**Problem description**
Pictures do not belong in your copy. Repeat all the other data exactly.

*** Recorded data ***

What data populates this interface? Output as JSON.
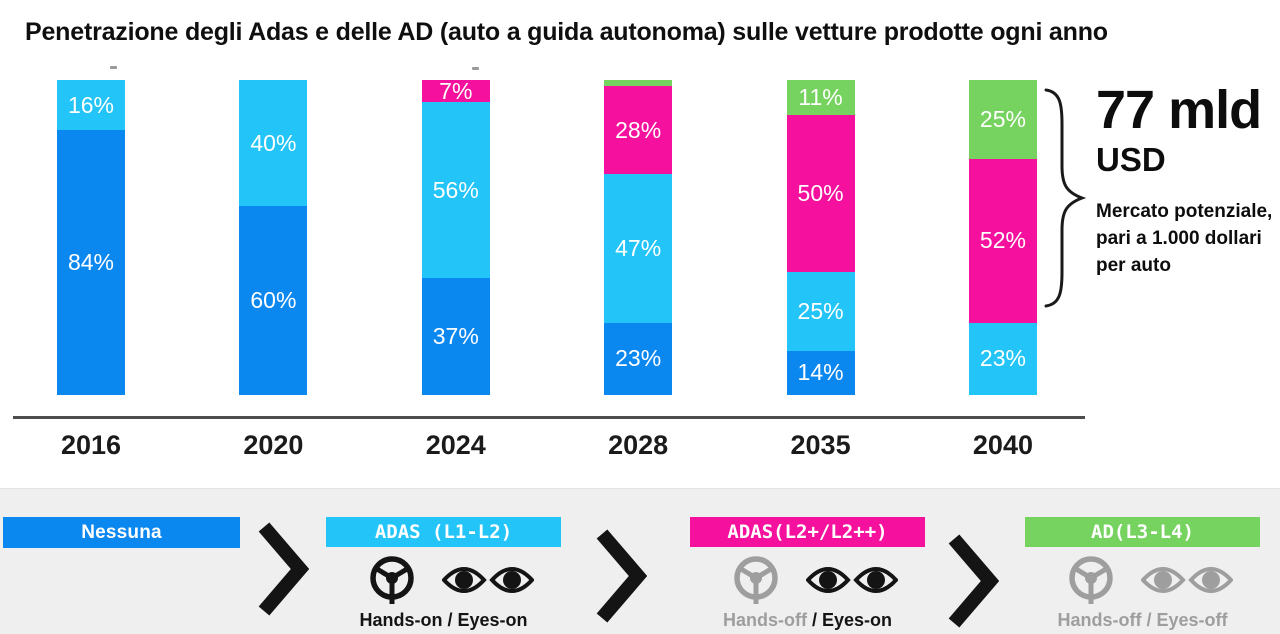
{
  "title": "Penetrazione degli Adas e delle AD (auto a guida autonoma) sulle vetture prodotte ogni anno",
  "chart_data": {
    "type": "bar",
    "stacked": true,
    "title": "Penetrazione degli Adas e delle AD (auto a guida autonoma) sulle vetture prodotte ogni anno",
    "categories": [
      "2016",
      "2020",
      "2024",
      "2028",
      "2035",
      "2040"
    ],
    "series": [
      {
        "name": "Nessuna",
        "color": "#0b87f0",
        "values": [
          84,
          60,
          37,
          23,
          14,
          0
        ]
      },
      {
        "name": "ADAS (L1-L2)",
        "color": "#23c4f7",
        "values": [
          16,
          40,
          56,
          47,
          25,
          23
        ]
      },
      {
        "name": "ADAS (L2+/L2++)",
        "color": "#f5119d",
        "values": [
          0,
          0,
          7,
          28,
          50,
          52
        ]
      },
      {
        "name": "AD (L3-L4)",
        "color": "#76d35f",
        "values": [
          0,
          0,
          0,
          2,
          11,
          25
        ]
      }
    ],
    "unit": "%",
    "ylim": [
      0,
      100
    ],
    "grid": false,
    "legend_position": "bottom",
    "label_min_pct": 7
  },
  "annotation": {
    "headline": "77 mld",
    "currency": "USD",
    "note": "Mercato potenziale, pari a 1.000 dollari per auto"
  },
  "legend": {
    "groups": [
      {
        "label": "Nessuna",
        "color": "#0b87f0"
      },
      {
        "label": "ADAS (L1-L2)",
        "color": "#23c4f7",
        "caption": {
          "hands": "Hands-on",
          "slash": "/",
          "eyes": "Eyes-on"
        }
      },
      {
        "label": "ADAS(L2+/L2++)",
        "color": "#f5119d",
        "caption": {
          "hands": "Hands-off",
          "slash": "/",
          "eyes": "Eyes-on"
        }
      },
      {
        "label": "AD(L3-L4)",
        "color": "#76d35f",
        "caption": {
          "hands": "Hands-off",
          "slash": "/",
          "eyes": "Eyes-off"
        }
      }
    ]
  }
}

***

**Solution**
What data populates this interface? Output as JSON.
{
  "title": "Penetrazione degli Adas e delle AD (auto a guida autonoma) sulle vetture prodotte ogni anno",
  "chart_data": {
    "type": "bar",
    "stacked": true,
    "title": "Penetrazione degli Adas e delle AD (auto a guida autonoma) sulle vetture prodotte ogni anno",
    "categories": [
      "2016",
      "2020",
      "2024",
      "2028",
      "2035",
      "2040"
    ],
    "series": [
      {
        "name": "Nessuna",
        "color": "#0b87f0",
        "values": [
          84,
          60,
          37,
          23,
          14,
          0
        ]
      },
      {
        "name": "ADAS (L1-L2)",
        "color": "#23c4f7",
        "values": [
          16,
          40,
          56,
          47,
          25,
          23
        ]
      },
      {
        "name": "ADAS (L2+/L2++)",
        "color": "#f5119d",
        "values": [
          0,
          0,
          7,
          28,
          50,
          52
        ]
      },
      {
        "name": "AD (L3-L4)",
        "color": "#76d35f",
        "values": [
          0,
          0,
          0,
          2,
          11,
          25
        ]
      }
    ],
    "unit": "%",
    "ylim": [
      0,
      100
    ],
    "grid": false,
    "legend_position": "bottom",
    "label_min_pct": 7
  },
  "annotation": {
    "headline": "77 mld",
    "currency": "USD",
    "note": "Mercato potenziale, pari a 1.000 dollari per auto"
  },
  "legend": {
    "groups": [
      {
        "label": "Nessuna",
        "color": "#0b87f0"
      },
      {
        "label": "ADAS (L1-L2)",
        "color": "#23c4f7",
        "caption": {
          "hands": "Hands-on",
          "slash": "/",
          "eyes": "Eyes-on"
        }
      },
      {
        "label": "ADAS(L2+/L2++)",
        "color": "#f5119d",
        "caption": {
          "hands": "Hands-off",
          "slash": "/",
          "eyes": "Eyes-on"
        }
      },
      {
        "label": "AD(L3-L4)",
        "color": "#76d35f",
        "caption": {
          "hands": "Hands-off",
          "slash": "/",
          "eyes": "Eyes-off"
        }
      }
    ]
  }
}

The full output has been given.